◆ Objective
Take the entries below and print all of them exactly, please.

◆ Provided records
--- --- ---

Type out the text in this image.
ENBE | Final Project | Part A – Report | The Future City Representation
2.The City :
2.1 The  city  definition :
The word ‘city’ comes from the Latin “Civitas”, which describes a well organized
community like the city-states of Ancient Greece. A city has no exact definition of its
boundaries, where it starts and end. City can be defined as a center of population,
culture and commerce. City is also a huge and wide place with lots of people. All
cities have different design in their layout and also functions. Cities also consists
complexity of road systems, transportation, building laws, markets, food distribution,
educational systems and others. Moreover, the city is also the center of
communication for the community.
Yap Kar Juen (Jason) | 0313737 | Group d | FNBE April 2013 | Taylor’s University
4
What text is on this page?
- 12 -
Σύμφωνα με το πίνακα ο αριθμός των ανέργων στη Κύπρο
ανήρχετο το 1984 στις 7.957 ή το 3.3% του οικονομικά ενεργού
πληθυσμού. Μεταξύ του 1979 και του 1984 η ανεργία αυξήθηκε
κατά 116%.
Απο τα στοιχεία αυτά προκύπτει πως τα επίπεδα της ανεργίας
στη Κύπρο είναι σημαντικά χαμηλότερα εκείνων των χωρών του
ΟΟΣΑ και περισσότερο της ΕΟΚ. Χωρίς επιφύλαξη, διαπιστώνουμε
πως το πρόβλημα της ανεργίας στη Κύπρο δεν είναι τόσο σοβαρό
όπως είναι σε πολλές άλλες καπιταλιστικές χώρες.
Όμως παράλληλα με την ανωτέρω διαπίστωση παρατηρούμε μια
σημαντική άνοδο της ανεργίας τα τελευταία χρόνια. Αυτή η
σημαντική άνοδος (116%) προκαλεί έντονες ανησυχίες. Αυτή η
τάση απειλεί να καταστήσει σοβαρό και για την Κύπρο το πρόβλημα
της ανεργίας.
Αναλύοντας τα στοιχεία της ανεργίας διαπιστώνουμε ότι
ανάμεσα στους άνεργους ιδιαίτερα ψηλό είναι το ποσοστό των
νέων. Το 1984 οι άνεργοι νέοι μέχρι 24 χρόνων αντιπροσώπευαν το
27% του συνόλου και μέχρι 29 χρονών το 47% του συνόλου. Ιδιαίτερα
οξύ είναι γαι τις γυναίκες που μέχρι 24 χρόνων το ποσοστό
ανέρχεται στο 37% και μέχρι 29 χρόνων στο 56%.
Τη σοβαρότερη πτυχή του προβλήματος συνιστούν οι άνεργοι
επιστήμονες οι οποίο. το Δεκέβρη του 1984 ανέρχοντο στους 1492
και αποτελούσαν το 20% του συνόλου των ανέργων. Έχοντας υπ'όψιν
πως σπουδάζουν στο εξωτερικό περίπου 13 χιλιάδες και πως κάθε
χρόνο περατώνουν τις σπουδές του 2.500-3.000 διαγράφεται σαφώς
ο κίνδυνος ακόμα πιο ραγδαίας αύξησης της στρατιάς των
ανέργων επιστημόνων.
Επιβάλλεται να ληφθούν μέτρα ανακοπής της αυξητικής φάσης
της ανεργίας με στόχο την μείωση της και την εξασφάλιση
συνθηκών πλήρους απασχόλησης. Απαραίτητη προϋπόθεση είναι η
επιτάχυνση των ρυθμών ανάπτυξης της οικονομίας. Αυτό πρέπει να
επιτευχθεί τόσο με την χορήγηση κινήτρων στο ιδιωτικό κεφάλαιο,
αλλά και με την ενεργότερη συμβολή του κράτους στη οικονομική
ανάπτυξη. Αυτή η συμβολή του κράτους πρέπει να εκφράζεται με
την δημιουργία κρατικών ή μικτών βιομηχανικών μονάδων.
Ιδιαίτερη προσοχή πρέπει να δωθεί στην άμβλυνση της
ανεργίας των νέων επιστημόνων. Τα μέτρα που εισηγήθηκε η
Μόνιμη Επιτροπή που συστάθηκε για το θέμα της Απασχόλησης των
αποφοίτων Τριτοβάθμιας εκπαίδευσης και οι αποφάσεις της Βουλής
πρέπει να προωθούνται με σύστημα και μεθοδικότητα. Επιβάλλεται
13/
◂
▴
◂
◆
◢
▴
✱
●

--- --- ---

◆ Expected answer
Type out the text in this image.
ENBE | Final Project | Part A – Report | The Future City Representation
2.The City :
2.1 The  city  definition :
The word ‘city’ comes from the Latin “Civitas”, which describes a well organized
community like the city-states of Ancient Greece. A city has no exact definition of its
boundaries, where it starts and end. City can be defined as a center of population,
culture and commerce. City is also a huge and wide place with lots of people. All
cities have different design in their layout and also functions. Cities also consists
complexity of road systems, transportation, building laws, markets, food distribution,
educational systems and others. Moreover, the city is also the center of
communication for the community.
Yap Kar Juen (Jason) | 0313737 | Group d | FNBE April 2013 | Taylor’s University
4
What text is on this page?
- 12 -
Σύμφωνα με το πίνακα ο αριθμός των ανέργων στη Κύπρο
ανήρχετο το 1984 στις 7.957 ή το 3.3% του οικονομικά ενεργού
πληθυσμού. Μεταξύ του 1979 και του 1984 η ανεργία αυξήθηκε
κατά 116%.
Απο τα στοιχεία αυτά προκύπτει πως τα επίπεδα της ανεργίας
στη Κύπρο είναι σημαντικά χαμηλότερα εκείνων των χωρών του
ΟΟΣΑ και περισσότερο της ΕΟΚ. Χωρίς επιφύλαξη, διαπιστώνουμε
πως το πρόβλημα της ανεργίας στη Κύπρο δεν είναι τόσο σοβαρό
όπως είναι σε πολλές άλλες καπιταλιστικές χώρες.
Όμως παράλληλα με την ανωτέρω διαπίστωση παρατηρούμε μια
σημαντική άνοδο της ανεργίας τα τελευταία χρόνια. Αυτή η
σημαντική άνοδος (116%) προκαλεί έντονες ανησυχίες. Αυτή η
τάση απειλεί να καταστήσει σοβαρό και για την Κύπρο το πρόβλημα
της ανεργίας.
Αναλύοντας τα στοιχεία της ανεργίας διαπιστώνουμε ότι
ανάμεσα στους άνεργους ιδιαίτερα ψηλό είναι το ποσοστό των
νέων. Το 1984 οι άνεργοι νέοι μέχρι 24 χρόνων αντιπροσώπευαν το
27% του συνόλου και μέχρι 29 χρονών το 47% του συνόλου. Ιδιαίτερα
οξύ είναι γαι τις γυναίκες που μέχρι 24 χρόνων το ποσοστό
ανέρχεται στο 37% και μέχρι 29 χρόνων στο 56%.
Τη σοβαρότερη πτυχή του προβλήματος συνιστούν οι άνεργοι
επιστήμονες οι οποίο. το Δεκέβρη του 1984 ανέρχοντο στους 1492
και αποτελούσαν το 20% του συνόλου των ανέργων. Έχοντας υπ'όψιν
πως σπουδάζουν στο εξωτερικό περίπου 13 χιλιάδες και πως κάθε
χρόνο περατώνουν τις σπουδές του 2.500-3.000 διαγράφεται σαφώς
ο κίνδυνος ακόμα πιο ραγδαίας αύξησης της στρατιάς των
ανέργων επιστημόνων.
Επιβάλλεται να ληφθούν μέτρα ανακοπής της αυξητικής φάσης
της ανεργίας με στόχο την μείωση της και την εξασφάλιση
συνθηκών πλήρους απασχόλησης. Απαραίτητη προϋπόθεση είναι η
επιτάχυνση των ρυθμών ανάπτυξης της οικονομίας. Αυτό πρέπει να
επιτευχθεί τόσο με την χορήγηση κινήτρων στο ιδιωτικό κεφάλαιο,
αλλά και με την ενεργότερη συμβολή του κράτους στη οικονομική
ανάπτυξη. Αυτή η συμβολή του κράτους πρέπει να εκφράζεται με
την δημιουργία κρατικών ή μικτών βιομηχανικών μονάδων.
Ιδιαίτερη προσοχή πρέπει να δωθεί στην άμβλυνση της
ανεργίας των νέων επιστημόνων. Τα μέτρα που εισηγήθηκε η
Μόνιμη Επιτροπή που συστάθηκε για το θέμα της Απασχόλησης των
αποφοίτων Τριτοβάθμιας εκπαίδευσης και οι αποφάσεις της Βουλής
πρέπει να προωθούνται με σύστημα και μεθοδικότητα. Επιβάλλεται
13/
◂
▴
◂
◆
◢
▴
✱
●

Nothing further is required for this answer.